• The records:

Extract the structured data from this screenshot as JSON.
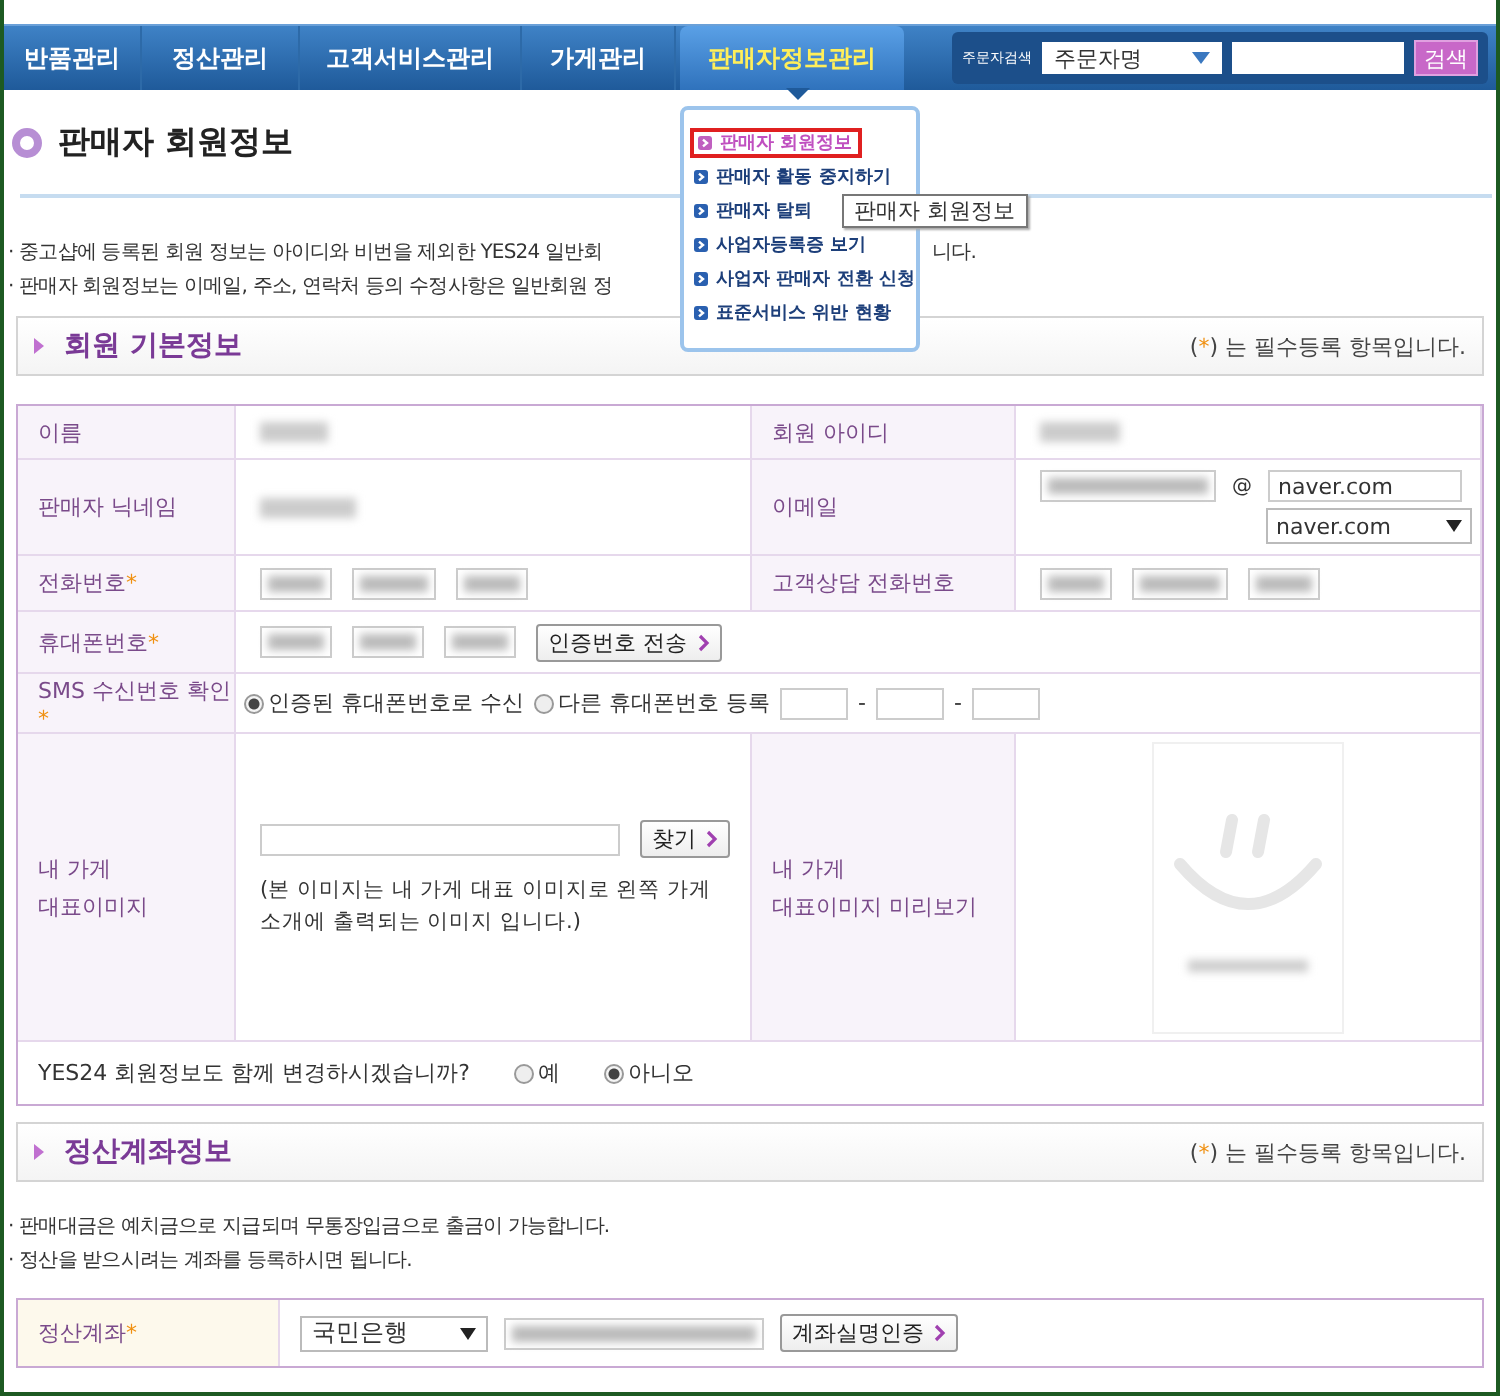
{
  "nav": {
    "tabs": [
      {
        "label": "반품관리",
        "selected": false
      },
      {
        "label": "정산관리",
        "selected": false
      },
      {
        "label": "고객서비스관리",
        "selected": false
      },
      {
        "label": "가게관리",
        "selected": false
      },
      {
        "label": "판매자정보관리",
        "selected": true
      }
    ],
    "search": {
      "label": "주문자검색",
      "select": "주문자명",
      "button": "검색"
    }
  },
  "menu": {
    "items": [
      {
        "label": "판매자 회원정보",
        "selected": true
      },
      {
        "label": "판매자 활동 중지하기",
        "selected": false
      },
      {
        "label": "판매자 탈퇴",
        "selected": false
      },
      {
        "label": "사업자등록증 보기",
        "selected": false
      },
      {
        "label": "사업자 판매자 전환 신청",
        "selected": false
      },
      {
        "label": "표준서비스 위반 현황",
        "selected": false
      }
    ],
    "tooltip": "판매자 회원정보"
  },
  "title": "판매자 회원정보",
  "notices": [
    {
      "text": "· 중고샵에 등록된 회원 정보는 아이디와 비번을 제외한 YES24 일반회",
      "tail": "니다."
    },
    {
      "text": "· 판매자 회원정보는 이메일, 주소, 연락처 등의 수정사항은 일반회원 정"
    }
  ],
  "member_section": {
    "heading": "회원 기본정보",
    "note_open": "(",
    "note_mark": "*",
    "note_close": ") 는 필수등록 항목입니다."
  },
  "member": {
    "name_label": "이름",
    "id_label": "회원 아이디",
    "nickname_label": "판매자 닉네임",
    "email_label": "이메일",
    "email_at": "@",
    "email_domain": "naver.com",
    "email_select": "naver.com",
    "phone_label": {
      "text": "전화번호",
      "mark": "*"
    },
    "support_phone_label": "고객상담 전화번호",
    "mobile_label": {
      "text": "휴대폰번호",
      "mark": "*"
    },
    "send_code_button": "인증번호 전송",
    "sms_label": {
      "text": "SMS 수신번호 확인",
      "mark": "*"
    },
    "sms_options": [
      {
        "label": "인증된 휴대폰번호로 수신",
        "selected": true
      },
      {
        "label": "다른 휴대폰번호 등록",
        "selected": false
      }
    ],
    "sms_separators": [
      "-",
      "-"
    ],
    "image_label": [
      "내 가게",
      "대표이미지"
    ],
    "find_button": "찾기",
    "image_note": "(본 이미지는 내 가게 대표 이미지로 왼쪽 가게 소개에 출력되는 이미지 입니다.)",
    "preview_label": [
      "내 가게",
      "대표이미지 미리보기"
    ],
    "yes24_question": "YES24 회원정보도 함께 변경하시겠습니까?",
    "yes24_options": [
      {
        "label": "예",
        "selected": false
      },
      {
        "label": "아니오",
        "selected": true
      }
    ]
  },
  "account_section": {
    "heading": "정산계좌정보",
    "note_open": "(",
    "note_mark": "*",
    "note_close": ") 는 필수등록 항목입니다."
  },
  "account_notices": [
    "· 판매대금은 예치금으로 지급되며 무통장입금으로 출금이 가능합니다.",
    "· 정산을 받으시려는 계좌를 등록하시면 됩니다."
  ],
  "account": {
    "label": {
      "text": "정산계좌",
      "mark": "*"
    },
    "bank": "국민은행",
    "verify_button": "계좌실명인증"
  }
}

• Task to carry out: From the data above, copy each line where the string "text" appears.

• Solution to the exercise:
      "text": "· 중고샵에 등록된 회원 정보는 아이디와 비번을 제외한 YES24 일반회",
      "text": "· 판매자 회원정보는 이메일, 주소, 연락처 등의 수정사항은 일반회원 정"
      "text": "전화번호",
      "text": "휴대폰번호",
      "text": "SMS 수신번호 확인",
      "text": "정산계좌",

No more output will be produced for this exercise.